* Data entries *
◆ ◆ ◆ ◆ ◆
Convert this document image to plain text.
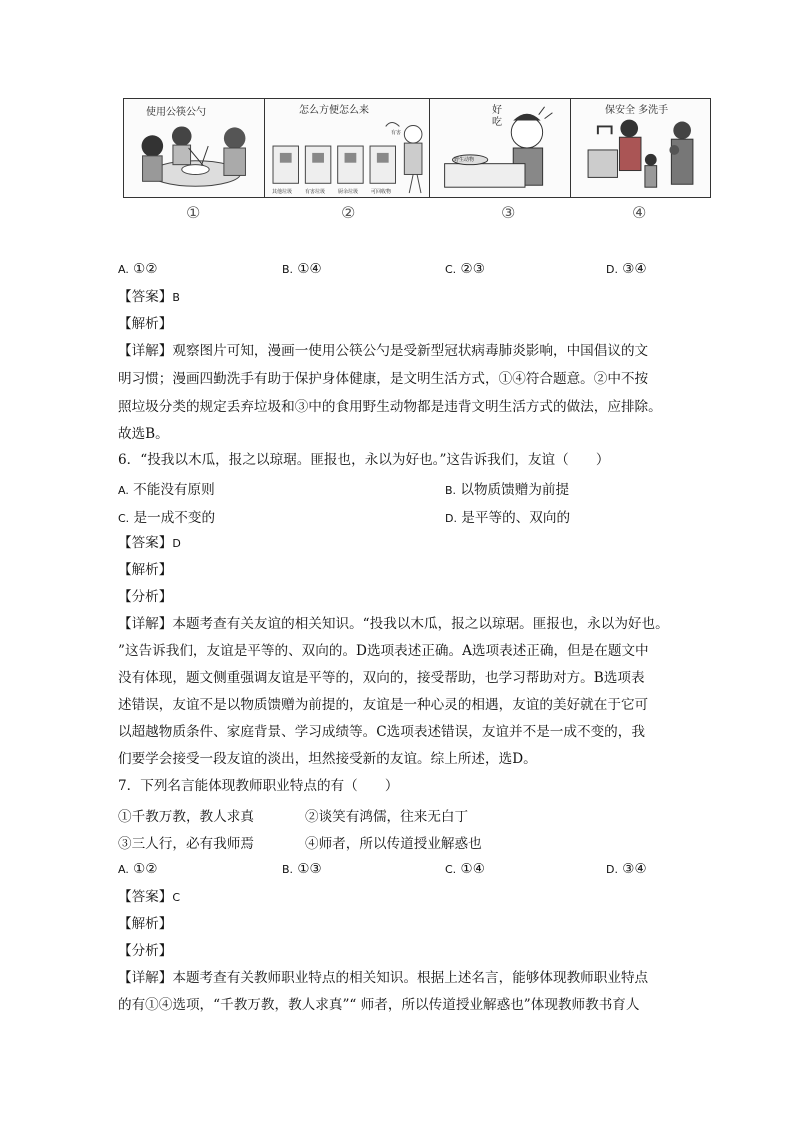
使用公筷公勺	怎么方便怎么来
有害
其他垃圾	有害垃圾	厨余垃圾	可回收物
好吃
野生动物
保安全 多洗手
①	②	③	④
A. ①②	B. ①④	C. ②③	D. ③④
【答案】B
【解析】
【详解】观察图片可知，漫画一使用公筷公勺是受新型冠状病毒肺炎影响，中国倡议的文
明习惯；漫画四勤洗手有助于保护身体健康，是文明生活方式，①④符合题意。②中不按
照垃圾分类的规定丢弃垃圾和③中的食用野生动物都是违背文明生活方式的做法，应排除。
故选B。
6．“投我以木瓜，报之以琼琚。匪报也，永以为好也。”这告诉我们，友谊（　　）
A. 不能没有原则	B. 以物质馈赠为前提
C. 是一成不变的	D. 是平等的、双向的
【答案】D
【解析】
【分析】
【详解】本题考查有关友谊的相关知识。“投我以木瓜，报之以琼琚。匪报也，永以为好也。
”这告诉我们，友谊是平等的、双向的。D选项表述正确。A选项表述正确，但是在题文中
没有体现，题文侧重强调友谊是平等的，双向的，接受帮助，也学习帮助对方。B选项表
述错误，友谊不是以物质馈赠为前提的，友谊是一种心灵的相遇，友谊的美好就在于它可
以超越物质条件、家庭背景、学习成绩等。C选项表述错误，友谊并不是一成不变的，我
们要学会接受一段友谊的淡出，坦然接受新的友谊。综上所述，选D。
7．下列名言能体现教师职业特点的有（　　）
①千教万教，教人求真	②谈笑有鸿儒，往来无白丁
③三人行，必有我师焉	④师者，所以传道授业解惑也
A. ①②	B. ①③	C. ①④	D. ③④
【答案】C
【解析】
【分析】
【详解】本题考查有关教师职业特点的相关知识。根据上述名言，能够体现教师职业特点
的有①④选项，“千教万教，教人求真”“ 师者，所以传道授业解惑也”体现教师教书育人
◆ ◆ ◆ ◆ ◆
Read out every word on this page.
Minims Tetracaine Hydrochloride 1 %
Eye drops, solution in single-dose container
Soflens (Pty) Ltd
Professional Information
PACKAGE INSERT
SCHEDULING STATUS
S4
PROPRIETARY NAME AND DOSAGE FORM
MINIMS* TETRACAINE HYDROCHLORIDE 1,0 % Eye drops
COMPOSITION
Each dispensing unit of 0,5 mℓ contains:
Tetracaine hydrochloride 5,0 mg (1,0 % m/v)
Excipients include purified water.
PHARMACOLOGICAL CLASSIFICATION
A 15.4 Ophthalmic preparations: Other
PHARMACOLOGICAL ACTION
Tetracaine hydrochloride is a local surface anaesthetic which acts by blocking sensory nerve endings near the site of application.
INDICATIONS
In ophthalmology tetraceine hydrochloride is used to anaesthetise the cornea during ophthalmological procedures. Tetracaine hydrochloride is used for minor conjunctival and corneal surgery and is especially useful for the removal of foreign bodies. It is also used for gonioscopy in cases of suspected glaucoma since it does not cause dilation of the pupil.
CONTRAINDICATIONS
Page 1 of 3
◆ ◆ ◆ ◆ ◆
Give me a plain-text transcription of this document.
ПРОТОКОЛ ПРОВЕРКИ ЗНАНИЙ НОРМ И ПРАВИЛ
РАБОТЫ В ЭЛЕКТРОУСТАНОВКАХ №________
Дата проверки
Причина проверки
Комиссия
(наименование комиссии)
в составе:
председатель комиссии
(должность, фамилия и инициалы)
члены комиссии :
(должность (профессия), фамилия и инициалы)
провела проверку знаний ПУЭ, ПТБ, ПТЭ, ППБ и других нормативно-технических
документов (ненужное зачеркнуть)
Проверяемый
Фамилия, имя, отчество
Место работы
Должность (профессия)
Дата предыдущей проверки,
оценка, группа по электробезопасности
◆ ◆ ◆ ◆ ◆
* The problem *
Find each line that has the word "这告诉我们", then copy it out.

* Problem solution *
6．“投我以木瓜，报之以琼琚。匪报也，永以为好也。”这告诉我们，友谊（　　）
”这告诉我们，友谊是平等的、双向的。D选项表述正确。A选项表述正确，但是在题文中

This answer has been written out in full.